§ THE TASK
What is the number of lines containing the string "function"? Answer with the number only.

§ MATERIAL SHOWN
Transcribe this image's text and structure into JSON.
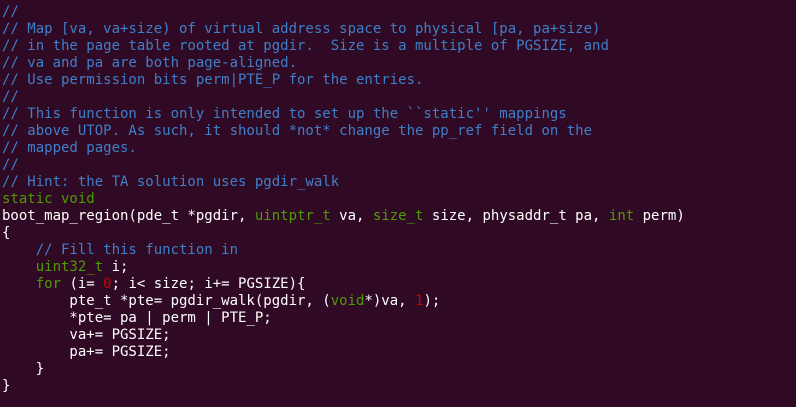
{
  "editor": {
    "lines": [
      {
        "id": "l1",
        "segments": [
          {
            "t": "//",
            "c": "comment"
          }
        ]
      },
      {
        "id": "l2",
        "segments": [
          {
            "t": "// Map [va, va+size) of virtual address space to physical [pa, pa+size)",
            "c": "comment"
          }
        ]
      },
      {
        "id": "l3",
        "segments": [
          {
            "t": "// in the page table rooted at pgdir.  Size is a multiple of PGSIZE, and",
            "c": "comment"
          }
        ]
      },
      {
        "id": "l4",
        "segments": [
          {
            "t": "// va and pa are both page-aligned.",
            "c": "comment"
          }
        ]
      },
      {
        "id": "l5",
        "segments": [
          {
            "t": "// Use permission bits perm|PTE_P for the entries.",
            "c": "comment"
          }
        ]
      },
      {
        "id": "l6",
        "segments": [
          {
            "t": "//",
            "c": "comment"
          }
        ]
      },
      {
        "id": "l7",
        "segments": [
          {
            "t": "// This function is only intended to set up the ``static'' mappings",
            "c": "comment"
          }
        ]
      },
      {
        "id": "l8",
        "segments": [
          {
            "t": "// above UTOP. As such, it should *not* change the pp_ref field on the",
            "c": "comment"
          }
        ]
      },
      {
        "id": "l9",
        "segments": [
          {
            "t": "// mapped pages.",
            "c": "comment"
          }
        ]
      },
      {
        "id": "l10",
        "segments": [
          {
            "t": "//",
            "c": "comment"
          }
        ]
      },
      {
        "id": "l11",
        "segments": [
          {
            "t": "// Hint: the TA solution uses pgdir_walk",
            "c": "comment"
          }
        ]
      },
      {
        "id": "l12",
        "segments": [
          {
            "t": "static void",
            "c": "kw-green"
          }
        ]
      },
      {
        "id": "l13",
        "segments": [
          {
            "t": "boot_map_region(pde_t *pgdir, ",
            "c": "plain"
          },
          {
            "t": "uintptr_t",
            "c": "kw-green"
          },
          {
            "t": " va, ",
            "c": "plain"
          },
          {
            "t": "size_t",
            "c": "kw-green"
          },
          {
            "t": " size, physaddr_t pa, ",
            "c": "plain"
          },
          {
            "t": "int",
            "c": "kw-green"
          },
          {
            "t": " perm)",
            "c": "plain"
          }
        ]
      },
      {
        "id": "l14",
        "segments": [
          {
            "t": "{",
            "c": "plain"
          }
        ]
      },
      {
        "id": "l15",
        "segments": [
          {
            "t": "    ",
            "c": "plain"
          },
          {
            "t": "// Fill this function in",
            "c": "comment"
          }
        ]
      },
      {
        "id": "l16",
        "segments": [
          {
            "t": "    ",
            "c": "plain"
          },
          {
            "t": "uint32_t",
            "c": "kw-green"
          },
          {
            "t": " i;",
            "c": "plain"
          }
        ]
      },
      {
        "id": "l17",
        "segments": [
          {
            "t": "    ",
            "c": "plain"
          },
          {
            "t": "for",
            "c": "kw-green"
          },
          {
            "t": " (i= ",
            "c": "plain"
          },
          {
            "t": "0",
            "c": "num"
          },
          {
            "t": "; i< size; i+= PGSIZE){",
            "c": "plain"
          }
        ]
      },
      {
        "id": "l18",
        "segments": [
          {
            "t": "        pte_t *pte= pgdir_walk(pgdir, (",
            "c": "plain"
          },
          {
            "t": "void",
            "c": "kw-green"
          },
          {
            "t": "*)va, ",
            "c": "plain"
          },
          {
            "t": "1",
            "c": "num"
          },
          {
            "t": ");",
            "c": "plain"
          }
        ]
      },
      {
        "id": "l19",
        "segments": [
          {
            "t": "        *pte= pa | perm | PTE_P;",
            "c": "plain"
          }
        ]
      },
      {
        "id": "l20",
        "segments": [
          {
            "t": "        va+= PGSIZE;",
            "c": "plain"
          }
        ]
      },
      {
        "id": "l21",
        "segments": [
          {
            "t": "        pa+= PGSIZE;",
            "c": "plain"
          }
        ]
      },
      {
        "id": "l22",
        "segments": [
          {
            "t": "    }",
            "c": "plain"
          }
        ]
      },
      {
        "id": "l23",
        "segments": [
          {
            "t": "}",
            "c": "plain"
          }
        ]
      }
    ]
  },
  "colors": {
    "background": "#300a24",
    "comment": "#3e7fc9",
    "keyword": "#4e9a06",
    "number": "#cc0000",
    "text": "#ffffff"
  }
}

§ EXERCISE SOLUTION
2